# GIVEN ENTRIES
--
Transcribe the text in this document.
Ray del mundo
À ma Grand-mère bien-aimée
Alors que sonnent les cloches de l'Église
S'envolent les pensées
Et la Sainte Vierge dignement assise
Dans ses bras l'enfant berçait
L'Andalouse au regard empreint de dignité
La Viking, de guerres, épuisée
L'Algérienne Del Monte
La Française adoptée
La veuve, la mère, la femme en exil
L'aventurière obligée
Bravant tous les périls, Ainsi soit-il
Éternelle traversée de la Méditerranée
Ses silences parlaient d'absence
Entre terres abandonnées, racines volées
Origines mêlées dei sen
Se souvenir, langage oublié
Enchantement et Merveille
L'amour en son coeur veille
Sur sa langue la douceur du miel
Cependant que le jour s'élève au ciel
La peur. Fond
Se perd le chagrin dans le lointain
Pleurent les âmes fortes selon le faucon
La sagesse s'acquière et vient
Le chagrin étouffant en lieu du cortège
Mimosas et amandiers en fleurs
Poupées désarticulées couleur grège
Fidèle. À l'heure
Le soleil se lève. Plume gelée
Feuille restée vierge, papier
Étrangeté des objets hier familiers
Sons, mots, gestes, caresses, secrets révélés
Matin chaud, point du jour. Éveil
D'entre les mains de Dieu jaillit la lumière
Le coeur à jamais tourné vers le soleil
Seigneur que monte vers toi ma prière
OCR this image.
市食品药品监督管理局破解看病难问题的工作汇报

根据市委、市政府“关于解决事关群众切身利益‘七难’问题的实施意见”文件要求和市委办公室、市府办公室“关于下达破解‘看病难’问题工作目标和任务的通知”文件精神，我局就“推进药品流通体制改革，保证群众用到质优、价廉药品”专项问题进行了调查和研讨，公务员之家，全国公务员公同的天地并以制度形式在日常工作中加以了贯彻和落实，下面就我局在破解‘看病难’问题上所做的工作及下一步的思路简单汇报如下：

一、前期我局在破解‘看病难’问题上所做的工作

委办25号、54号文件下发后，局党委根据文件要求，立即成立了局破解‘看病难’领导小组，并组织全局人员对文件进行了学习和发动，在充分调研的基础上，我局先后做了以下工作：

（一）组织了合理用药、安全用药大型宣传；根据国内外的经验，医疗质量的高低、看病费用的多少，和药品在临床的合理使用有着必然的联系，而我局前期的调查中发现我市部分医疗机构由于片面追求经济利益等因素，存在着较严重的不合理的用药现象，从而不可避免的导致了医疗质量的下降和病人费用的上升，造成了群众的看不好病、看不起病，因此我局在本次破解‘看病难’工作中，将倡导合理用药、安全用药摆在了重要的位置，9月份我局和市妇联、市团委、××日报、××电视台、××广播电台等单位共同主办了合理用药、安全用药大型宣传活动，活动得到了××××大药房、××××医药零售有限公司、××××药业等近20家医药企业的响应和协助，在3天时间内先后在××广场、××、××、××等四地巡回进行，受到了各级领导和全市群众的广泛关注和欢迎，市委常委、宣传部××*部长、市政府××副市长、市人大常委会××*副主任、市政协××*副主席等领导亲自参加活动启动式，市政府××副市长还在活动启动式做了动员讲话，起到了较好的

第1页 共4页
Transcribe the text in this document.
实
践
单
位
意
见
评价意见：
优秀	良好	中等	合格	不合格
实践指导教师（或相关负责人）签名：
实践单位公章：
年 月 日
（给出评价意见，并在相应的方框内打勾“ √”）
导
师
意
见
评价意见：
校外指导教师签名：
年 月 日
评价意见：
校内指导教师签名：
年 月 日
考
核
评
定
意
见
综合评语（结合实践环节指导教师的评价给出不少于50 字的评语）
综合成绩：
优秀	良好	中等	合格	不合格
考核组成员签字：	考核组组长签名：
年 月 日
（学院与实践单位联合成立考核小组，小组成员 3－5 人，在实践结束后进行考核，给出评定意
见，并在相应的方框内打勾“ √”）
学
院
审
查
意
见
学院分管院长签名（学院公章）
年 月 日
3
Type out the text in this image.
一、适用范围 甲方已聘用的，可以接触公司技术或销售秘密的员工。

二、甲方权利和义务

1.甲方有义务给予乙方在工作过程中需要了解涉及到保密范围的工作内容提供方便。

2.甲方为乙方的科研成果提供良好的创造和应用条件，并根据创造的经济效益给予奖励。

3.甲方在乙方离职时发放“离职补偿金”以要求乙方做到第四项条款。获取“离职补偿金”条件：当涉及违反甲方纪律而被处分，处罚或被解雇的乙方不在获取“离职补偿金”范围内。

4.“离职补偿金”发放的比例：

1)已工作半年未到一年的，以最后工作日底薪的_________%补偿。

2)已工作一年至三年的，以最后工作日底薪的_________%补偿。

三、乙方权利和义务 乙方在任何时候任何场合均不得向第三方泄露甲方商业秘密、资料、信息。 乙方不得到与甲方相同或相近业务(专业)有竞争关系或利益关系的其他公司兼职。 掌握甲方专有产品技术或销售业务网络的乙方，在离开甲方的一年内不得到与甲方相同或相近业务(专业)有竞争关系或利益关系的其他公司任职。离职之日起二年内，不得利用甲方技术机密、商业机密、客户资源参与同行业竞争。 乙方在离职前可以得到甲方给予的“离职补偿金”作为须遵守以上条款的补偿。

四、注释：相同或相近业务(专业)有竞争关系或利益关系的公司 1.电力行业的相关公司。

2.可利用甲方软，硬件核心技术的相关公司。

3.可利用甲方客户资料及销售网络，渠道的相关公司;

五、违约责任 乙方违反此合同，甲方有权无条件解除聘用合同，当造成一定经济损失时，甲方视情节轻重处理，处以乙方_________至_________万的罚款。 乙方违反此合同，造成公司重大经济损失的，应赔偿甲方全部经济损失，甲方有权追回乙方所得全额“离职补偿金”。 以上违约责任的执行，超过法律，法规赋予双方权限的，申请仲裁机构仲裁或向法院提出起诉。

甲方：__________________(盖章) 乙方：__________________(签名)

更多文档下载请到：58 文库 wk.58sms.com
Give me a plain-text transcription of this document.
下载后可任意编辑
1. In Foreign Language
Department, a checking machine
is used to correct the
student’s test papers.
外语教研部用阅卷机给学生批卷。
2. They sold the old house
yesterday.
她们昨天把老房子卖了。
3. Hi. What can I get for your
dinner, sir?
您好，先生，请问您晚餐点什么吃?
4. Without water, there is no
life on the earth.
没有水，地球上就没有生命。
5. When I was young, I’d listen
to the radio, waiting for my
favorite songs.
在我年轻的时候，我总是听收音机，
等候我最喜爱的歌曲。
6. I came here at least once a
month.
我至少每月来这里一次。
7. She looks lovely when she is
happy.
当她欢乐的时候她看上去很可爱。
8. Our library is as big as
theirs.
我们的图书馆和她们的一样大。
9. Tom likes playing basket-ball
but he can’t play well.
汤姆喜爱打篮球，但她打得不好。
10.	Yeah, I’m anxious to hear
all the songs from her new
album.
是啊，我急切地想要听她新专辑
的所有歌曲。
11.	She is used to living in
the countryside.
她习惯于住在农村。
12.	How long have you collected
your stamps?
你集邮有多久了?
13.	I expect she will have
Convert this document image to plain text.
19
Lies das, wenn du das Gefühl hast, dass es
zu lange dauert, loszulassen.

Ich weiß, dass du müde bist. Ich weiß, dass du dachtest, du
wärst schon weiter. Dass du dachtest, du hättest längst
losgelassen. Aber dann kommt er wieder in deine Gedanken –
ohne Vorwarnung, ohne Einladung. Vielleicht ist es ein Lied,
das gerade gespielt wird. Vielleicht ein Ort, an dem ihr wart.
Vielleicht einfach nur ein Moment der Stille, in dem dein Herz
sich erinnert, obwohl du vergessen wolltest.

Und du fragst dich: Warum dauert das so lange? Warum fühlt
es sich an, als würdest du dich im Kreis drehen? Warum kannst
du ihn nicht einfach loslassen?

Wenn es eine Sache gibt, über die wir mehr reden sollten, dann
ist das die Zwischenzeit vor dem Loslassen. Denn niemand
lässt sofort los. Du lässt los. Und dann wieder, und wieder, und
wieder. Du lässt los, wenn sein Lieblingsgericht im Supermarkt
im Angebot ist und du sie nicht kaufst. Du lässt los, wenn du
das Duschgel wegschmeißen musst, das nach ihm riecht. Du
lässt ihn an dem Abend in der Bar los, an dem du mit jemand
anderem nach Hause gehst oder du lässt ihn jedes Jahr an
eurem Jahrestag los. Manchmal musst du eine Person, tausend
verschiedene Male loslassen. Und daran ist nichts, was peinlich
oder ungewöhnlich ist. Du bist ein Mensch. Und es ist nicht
--
# AIM
Pull out all lines containing "jour".

# FULL SOLUTION
Cependant que le jour s'élève au ciel
Matin chaud, point du jour. Éveil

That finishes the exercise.